### TEXT BLOCK:

My all-time favorite Broadway musical is “Fiddler on the Roof,” which won nine Tony Awards, including best musical, score, book, direction and choreography. in 1964. It’s about Tevye the Dairyman and his attempts to maintain his family and Jewish religious traditions in a life of uncertainty and imbalance.
I must have identified the musical with my own family’s struggle of attempting to maintain traditional Japanese family values while growing up in Los Angeles with “American” friends, neighbors, and classmates influencing our lives. Chances are, if you are a Nisei father, you too would identify with Tevye’s struggles (e.g., Sansei daughters outmarriage rate around 50 percent).
Tevye was a very likable man. Quite often, he would quote (or misquote) from the “Good Book.” In one scene, Tevye says, “As Abraham said, ‘I’m a stranger in a strange land.’” “Moses said that,” scolded the rabbi’s son. “Forgive me, forgive me,” Tevye continues, “As King David said, ‘I’m slow of speech and slow of tongue.’” “That was also Moses,” said the rabbi’s son. Tevye responds, “For a man with a slow tongue, he talked a lot.”
In another scene, Tevye says, “As the Good Book says, ‘When a poor man eats a chicken, one of them is sick.” Perchik, the radical future son-in-law, says, “Where does the Book say that?” Tevye replies, “All right, all right! It doesn’t exactly say that, but someplace, it has something about a chicken.”
If Tevye were around today, he might say something like “As the Good Book says, ‘God helps those who help themselves.’” I, like Perchik, might respond, “Where does the Book say that?” Tevye might respond, “All right, all right! It doesn’t exactly say that, but someplace, it has something about God helping.”
This is the sad part, Tevye wouldn’t be alone in his misunderstanding. Eighty-one percent of Americans polled in the 1990s agreed to the statement “The Bible teaches that God helps those who help themselves” (The Barna Group). Would you? Actually, this is probably the most often quoted phrase that is not found in the Bible. This saying is usually attributed to Ben Franklin, quoted in Poor Richard’s Almanac in 1757.
Now, here’s my point: for the most part, the remaining Nisei are all about 85-95 years of age. I have heard from a very reliable source that Japanese funeral homes (in Los Angeles) are busier than ever. Yet, like Tevye, most of the Nisei really do not have a clear understanding of what the Bible says about life after death.
“But Judd, what’s the big deal?” Well, if you were to say, “All my childhood friends are gone,” I would think it would be time to find out exactly what the Bible has to say about life after death. I think it was Richard Pryor who said, “Even if I live to be 100, that’s nothing compared to how long I’m going to be dead.”

### LISTED RECORDS:

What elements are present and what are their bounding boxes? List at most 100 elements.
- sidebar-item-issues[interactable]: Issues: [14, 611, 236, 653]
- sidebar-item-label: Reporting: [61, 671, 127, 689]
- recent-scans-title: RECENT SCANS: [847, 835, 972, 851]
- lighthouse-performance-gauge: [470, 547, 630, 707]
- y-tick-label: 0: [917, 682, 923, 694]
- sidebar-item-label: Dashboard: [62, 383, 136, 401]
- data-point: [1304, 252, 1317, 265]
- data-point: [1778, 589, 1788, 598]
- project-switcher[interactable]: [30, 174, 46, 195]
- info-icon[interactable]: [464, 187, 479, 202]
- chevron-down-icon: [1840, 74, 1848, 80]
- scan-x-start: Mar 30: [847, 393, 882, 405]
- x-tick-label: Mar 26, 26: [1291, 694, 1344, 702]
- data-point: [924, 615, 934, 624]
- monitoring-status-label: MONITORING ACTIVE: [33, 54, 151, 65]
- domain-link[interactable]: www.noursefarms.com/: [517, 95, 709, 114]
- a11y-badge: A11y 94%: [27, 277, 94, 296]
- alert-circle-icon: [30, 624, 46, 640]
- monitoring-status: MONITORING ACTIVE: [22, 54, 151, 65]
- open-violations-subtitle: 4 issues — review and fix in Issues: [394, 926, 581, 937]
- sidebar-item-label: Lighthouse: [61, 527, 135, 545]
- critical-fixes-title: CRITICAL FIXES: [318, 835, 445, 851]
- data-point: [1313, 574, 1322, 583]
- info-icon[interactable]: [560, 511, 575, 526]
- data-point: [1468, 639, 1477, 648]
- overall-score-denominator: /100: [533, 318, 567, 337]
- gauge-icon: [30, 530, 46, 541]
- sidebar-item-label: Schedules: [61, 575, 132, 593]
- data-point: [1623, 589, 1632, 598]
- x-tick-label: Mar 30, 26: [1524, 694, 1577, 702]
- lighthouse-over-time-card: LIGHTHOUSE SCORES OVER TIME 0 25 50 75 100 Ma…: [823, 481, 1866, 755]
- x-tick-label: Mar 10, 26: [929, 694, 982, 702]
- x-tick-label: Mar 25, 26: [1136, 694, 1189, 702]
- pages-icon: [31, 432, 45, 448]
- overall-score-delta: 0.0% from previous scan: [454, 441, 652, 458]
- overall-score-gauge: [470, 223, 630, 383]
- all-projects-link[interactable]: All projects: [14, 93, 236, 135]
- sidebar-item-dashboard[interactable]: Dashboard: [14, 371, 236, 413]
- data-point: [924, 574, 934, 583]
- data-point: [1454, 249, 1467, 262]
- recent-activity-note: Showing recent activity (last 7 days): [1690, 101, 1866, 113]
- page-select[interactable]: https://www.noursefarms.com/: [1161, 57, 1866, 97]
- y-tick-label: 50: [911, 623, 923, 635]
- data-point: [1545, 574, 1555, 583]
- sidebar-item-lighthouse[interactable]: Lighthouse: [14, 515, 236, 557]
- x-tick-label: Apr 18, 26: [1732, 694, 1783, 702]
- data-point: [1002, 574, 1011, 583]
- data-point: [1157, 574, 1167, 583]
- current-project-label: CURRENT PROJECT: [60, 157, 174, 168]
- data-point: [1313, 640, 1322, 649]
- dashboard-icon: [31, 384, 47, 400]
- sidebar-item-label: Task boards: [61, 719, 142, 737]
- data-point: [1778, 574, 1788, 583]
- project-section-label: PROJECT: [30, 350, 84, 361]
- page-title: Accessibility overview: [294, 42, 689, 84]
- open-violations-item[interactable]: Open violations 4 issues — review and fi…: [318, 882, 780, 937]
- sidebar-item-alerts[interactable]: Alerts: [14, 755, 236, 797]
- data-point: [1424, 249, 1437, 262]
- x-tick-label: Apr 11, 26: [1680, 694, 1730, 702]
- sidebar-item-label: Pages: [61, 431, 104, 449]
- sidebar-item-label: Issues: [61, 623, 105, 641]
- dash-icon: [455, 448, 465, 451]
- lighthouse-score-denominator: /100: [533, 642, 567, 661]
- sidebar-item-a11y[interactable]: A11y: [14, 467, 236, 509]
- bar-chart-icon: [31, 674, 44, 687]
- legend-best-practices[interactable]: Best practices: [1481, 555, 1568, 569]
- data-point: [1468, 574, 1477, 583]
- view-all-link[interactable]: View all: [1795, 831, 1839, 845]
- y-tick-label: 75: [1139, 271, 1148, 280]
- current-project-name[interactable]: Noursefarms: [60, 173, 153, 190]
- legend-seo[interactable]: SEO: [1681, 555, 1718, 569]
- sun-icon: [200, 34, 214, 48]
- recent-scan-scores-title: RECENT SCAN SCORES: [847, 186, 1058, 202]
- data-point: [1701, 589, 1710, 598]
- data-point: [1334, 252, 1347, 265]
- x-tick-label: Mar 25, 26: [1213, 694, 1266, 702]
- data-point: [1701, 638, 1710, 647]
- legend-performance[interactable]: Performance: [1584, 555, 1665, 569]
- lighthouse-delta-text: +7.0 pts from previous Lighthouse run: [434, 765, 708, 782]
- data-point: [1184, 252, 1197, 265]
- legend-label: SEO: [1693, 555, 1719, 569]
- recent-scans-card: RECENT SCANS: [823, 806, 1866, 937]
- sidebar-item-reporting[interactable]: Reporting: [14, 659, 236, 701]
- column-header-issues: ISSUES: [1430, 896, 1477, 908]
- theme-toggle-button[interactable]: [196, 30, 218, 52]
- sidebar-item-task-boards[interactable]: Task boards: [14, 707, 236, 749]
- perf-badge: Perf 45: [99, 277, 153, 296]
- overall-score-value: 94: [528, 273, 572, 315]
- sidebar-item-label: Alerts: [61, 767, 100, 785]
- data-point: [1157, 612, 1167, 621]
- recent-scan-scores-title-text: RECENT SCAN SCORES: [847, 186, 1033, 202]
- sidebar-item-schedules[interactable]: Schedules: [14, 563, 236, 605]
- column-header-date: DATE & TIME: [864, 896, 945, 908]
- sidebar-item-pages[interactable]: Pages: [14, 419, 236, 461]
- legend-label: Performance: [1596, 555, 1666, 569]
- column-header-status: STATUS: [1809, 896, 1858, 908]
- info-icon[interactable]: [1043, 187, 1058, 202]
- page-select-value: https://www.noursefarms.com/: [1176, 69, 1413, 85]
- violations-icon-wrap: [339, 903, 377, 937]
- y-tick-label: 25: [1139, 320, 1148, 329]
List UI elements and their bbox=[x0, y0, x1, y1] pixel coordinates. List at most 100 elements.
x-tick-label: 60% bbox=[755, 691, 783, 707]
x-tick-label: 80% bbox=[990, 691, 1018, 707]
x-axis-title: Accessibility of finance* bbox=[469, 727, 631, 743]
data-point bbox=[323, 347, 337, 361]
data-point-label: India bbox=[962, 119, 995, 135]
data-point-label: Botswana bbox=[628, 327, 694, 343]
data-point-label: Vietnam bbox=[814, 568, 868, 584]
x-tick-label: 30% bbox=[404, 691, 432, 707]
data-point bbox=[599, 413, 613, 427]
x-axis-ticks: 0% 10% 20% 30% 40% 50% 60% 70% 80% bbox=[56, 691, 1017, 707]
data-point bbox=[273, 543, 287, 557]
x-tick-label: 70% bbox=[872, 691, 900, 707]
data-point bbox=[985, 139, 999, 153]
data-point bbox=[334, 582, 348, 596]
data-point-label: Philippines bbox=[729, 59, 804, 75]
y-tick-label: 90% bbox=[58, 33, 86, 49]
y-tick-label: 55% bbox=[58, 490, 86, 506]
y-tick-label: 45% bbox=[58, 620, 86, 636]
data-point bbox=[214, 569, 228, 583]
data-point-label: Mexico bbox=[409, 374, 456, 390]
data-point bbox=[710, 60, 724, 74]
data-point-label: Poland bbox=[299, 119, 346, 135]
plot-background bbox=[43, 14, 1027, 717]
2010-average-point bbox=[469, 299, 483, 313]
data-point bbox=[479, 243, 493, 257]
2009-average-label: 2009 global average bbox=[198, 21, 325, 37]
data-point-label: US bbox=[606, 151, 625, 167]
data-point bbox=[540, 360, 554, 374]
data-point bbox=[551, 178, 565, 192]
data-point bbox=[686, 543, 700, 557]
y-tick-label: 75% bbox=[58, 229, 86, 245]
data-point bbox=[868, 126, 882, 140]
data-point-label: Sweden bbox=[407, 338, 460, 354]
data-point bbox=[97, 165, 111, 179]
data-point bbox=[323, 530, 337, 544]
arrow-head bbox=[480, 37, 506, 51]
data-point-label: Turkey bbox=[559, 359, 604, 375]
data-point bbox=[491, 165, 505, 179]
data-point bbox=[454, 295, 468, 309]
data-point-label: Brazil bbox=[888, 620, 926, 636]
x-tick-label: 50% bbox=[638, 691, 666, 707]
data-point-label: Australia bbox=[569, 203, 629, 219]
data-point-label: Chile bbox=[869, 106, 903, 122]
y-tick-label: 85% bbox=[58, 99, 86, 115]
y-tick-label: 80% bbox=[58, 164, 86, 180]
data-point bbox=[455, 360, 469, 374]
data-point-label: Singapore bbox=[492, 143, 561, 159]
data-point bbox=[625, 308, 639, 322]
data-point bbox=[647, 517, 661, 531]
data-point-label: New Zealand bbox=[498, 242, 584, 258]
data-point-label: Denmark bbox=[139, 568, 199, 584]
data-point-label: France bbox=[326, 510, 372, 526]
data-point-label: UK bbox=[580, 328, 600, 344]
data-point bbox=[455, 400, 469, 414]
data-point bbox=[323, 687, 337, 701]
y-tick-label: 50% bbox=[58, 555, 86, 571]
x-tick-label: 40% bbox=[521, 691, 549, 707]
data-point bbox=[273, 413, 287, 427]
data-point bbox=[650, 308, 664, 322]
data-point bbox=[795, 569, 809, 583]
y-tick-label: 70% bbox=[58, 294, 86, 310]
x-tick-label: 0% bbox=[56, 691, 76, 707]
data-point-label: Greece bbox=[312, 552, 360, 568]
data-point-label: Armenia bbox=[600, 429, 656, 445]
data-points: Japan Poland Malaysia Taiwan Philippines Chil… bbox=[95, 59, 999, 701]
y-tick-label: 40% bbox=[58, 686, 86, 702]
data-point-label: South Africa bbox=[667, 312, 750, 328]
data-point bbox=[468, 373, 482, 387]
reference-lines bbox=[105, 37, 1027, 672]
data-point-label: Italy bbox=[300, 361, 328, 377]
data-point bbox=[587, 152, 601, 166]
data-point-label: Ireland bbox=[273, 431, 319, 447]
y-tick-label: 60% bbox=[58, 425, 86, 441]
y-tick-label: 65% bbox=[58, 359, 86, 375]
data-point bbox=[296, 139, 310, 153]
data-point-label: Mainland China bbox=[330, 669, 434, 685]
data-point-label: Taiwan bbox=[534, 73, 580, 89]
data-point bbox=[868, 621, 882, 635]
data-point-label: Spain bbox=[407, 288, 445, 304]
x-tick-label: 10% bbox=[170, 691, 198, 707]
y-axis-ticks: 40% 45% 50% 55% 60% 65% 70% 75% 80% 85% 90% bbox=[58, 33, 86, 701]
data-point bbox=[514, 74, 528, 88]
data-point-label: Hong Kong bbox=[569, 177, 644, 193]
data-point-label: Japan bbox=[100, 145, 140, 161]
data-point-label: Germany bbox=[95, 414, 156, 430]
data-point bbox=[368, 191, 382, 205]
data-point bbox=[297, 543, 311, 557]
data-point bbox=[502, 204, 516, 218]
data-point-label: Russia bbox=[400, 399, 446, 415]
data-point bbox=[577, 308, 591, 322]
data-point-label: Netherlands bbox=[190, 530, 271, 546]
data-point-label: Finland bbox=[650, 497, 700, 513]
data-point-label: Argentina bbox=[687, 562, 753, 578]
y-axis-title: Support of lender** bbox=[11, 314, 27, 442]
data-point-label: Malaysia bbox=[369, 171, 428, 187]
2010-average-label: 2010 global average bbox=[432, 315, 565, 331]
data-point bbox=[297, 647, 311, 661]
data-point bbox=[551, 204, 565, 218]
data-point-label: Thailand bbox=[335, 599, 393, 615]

### GOAL:
Pick up the essay on Tevye and misquoted Bible sayings after its final sentence and carry it forward. Nothing in the rows is needed here.

### RESPONSE TO THIS TASK:
“Say Judd, lighten up. You’re offending some and scaring others.” That’s actually my intent. For years I have been writing religious articles every Christmas and Easter, appealing to your intellect and hoping that the love of God would draw you into the Kingdom. This Easter article, to the contrary, is designed to scare the hell right out of you.
Jesus taught that hell is a real place. “But I’ll tell you whom to fear. Fear God, who has the power to kill you and then throw you into hell. Yes, he’s the one to fear.” (Luke 12:5) Now, I realize that biblical scholars and theologians disagree about what “hell” actually is, i.e., a lake of fire, eternal suffering, non-consciousness, etc., but whatever it is, I don’t want to go there (and I hope you won’t want to go there either).
Unfortunately, many good people are going to hell, “Enter by the narrow gate; for wide is the gate and broad is the way that leads to destruction, and there are many who go in by it.” (Matthew 7:13) Even many church-going “Christians” won’t enter heaven’s gates. “Not everyone who says to me, ‘Lord, Lord,’ will enter the kingdom of heaven, but only the one who does the will of my Father who is in heaven.” (Matthew 7:21)
Now, in every major religion around the world, except Christianity, salvation is attained by man’s attempt to reach up to God. If you’re holy enough, if you sacrifice enough, if you pray enough, if you wear holy underwear, you can earn God’s favor. Even many “church-going” people are also deceived, believing that “as long as I’m a ‘good person’ and not like those ungodly people over there,” they will make it into heaven.
Nonsense!!! God does not grade on a curve. Nobody makes it into heaven because they are good enough (or better than). A German proverb says it this way: “No trees touch the sky.” If your hope to enter heaven’s gates is based upon “being a good person,” or going to church, or giving money to the poor, the Bible says, “Those who trust in themselves are fools…” (Proverbs 28:26)
While “helping ourselves” sounds logical, it is actually a “works doctrine” suggesting that man must first do his part before God will extend favor or acceptance. Actually, “helping ourselves” is a deceptive lie of Satan used to persuade people to depend on themselves and their own efforts rather than to trust in the grace of God.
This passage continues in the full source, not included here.